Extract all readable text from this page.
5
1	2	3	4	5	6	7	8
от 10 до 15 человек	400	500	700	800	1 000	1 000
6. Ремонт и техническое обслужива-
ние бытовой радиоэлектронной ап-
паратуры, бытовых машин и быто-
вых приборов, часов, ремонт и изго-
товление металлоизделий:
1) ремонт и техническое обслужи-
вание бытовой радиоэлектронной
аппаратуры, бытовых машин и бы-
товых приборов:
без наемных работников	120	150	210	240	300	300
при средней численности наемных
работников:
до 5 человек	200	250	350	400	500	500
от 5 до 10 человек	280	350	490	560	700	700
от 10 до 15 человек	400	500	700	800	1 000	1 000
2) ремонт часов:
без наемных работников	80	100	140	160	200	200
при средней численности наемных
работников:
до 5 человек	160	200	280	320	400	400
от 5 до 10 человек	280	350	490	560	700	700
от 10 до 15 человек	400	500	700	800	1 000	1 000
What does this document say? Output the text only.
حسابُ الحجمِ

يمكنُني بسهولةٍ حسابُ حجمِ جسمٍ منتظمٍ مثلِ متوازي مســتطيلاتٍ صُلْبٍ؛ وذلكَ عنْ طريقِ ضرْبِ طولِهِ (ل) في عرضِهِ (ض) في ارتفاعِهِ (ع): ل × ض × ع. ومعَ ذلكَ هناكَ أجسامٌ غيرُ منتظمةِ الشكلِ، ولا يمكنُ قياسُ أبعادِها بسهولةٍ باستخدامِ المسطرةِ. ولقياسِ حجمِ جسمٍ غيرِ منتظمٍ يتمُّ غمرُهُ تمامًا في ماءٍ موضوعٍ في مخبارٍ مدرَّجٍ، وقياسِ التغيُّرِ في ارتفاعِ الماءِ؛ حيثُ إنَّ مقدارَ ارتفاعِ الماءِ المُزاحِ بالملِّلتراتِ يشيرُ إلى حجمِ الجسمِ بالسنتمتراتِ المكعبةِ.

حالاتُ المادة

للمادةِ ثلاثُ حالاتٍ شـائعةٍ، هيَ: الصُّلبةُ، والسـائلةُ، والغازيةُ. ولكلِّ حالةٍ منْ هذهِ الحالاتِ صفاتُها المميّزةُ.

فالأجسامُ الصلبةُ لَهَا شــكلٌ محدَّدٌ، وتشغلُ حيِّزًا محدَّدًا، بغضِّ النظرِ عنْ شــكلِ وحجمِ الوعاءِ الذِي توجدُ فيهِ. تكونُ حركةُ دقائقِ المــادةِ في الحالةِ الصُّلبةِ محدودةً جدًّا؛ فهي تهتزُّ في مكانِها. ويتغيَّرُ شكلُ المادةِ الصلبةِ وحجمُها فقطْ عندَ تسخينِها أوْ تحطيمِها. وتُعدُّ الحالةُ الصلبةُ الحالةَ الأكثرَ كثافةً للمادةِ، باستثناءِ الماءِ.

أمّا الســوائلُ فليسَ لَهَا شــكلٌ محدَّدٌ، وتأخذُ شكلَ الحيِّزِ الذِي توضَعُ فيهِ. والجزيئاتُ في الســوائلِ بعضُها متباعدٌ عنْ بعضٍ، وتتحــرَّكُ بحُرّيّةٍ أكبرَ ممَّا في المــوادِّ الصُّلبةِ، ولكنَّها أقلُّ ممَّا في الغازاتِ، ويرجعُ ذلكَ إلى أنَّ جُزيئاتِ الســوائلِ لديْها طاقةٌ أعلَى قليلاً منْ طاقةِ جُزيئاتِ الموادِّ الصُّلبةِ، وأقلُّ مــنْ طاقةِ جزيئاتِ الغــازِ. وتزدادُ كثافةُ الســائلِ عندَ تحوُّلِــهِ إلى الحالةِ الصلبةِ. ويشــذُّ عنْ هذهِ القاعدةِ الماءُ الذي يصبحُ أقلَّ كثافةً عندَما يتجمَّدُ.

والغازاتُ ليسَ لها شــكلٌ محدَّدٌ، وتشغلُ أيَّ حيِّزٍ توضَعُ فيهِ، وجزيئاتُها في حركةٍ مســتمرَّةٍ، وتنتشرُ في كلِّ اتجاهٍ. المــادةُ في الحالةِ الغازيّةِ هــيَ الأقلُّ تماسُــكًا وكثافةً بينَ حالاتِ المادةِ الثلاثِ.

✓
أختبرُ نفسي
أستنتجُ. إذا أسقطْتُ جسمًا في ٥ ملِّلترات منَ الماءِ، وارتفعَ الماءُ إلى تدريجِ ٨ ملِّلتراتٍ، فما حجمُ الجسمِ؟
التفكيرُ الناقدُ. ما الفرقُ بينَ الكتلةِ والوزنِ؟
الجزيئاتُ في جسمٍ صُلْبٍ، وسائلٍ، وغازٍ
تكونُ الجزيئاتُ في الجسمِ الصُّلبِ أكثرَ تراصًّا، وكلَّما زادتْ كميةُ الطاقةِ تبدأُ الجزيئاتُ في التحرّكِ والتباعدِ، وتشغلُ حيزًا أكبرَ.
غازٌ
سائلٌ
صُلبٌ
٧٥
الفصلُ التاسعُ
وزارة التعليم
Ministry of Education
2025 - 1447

------------------------------------------------------------

Report the number of lines holding the string "работников", without any other words.

4